## SHORT TASK
Check each line of the data for "focal" and select those that have it.
--- START OF RECORDS SHOWN ---
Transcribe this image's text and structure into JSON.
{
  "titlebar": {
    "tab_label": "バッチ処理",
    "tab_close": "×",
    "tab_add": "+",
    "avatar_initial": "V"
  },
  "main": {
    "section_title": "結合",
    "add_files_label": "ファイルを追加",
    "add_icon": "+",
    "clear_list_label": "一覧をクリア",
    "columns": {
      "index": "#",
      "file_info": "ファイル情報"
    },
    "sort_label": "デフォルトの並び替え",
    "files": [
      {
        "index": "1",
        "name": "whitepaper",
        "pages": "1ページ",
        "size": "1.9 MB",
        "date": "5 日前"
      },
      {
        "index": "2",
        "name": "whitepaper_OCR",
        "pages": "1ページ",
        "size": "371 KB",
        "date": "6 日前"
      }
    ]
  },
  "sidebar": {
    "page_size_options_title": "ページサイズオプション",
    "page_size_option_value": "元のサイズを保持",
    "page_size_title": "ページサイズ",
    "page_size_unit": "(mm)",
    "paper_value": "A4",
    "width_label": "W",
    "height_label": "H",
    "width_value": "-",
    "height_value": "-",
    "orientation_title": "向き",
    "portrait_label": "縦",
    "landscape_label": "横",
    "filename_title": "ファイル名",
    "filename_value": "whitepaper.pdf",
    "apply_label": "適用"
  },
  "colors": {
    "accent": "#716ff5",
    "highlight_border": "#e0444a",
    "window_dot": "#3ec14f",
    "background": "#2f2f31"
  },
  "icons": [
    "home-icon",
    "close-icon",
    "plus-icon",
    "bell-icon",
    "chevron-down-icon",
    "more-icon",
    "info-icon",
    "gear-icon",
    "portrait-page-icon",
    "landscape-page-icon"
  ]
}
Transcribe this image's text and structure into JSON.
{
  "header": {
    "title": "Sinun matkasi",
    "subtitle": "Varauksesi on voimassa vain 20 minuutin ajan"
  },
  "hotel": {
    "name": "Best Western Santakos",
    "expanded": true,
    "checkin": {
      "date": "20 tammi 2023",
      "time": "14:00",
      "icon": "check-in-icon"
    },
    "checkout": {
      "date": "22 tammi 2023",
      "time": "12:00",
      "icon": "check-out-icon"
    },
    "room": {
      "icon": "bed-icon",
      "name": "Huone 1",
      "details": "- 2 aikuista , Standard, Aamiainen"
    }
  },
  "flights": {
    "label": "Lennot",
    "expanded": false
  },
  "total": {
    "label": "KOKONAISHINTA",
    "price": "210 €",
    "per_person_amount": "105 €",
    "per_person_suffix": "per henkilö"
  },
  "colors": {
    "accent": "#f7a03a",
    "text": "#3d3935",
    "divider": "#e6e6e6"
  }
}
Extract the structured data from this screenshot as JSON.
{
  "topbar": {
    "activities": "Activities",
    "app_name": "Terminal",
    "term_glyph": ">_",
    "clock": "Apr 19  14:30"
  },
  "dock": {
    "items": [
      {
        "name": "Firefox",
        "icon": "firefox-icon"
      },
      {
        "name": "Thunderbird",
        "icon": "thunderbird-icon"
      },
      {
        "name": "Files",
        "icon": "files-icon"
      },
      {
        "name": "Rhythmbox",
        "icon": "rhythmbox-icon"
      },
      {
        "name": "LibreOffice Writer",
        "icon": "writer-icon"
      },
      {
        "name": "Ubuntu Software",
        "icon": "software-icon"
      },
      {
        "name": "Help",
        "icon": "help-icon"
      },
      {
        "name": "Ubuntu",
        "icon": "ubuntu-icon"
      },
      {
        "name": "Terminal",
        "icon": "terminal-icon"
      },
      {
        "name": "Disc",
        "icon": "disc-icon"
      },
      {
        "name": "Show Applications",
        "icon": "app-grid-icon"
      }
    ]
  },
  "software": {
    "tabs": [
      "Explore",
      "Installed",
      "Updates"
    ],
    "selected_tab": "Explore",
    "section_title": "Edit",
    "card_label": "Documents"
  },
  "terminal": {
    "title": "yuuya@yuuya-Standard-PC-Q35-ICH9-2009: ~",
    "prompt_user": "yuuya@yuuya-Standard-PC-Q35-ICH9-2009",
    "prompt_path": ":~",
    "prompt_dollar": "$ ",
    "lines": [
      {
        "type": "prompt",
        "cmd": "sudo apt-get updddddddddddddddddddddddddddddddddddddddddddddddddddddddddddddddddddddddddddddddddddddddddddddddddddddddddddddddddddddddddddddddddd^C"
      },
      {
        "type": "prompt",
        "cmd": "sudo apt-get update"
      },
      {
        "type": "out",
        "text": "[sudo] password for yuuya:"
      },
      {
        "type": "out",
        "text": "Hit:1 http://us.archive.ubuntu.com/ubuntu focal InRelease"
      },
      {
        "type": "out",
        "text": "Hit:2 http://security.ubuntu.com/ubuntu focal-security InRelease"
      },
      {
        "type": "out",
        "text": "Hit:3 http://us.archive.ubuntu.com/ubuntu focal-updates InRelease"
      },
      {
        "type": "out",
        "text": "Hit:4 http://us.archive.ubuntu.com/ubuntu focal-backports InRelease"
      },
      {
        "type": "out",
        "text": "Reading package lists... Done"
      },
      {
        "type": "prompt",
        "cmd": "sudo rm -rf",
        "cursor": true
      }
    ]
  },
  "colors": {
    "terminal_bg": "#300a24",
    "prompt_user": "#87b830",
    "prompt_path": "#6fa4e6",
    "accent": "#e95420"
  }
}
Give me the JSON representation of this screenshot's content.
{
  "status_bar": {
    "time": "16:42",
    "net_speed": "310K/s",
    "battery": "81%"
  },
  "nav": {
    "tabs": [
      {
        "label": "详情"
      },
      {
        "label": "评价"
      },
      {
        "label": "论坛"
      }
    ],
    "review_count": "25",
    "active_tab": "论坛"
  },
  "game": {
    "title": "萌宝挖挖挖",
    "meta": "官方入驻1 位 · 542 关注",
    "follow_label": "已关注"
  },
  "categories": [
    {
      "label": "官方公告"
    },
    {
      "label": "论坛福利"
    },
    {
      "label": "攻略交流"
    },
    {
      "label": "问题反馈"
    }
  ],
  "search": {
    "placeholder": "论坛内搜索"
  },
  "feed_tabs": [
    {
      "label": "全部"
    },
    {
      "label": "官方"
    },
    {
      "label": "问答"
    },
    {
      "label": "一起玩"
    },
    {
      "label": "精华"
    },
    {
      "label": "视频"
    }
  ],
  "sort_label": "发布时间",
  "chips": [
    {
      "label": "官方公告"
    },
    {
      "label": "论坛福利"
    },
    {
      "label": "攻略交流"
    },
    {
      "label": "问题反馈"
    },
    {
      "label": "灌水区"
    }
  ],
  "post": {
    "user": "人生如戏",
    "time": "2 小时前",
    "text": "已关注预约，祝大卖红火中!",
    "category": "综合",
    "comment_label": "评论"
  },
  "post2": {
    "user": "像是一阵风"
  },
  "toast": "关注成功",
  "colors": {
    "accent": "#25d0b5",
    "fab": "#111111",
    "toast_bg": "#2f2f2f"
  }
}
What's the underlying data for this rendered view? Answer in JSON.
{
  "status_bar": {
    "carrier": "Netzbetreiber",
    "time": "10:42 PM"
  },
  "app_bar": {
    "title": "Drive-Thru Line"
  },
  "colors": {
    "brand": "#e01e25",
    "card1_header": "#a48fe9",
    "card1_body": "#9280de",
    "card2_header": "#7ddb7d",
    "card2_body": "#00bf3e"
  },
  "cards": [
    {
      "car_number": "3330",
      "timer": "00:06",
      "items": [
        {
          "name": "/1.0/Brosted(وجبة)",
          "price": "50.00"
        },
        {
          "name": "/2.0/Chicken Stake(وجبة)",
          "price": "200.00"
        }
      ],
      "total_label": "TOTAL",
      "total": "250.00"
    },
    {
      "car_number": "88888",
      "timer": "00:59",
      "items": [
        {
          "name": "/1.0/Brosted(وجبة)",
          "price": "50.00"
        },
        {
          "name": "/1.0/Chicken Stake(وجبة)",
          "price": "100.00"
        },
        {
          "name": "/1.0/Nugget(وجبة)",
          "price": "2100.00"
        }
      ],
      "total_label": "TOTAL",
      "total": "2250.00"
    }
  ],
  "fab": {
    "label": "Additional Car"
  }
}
--- END OF RECORDS SHOWN ---
## TASK OUTPUT
        "text": "Hit:1 http://us.archive.ubuntu.com/ubuntu focal InRelease"
        "text": "Hit:2 http://security.ubuntu.com/ubuntu focal-security InRelease"
        "text": "Hit:3 http://us.archive.ubuntu.com/ubuntu focal-updates InRelease"
        "text": "Hit:4 http://us.archive.ubuntu.com/ubuntu focal-backports InRelease"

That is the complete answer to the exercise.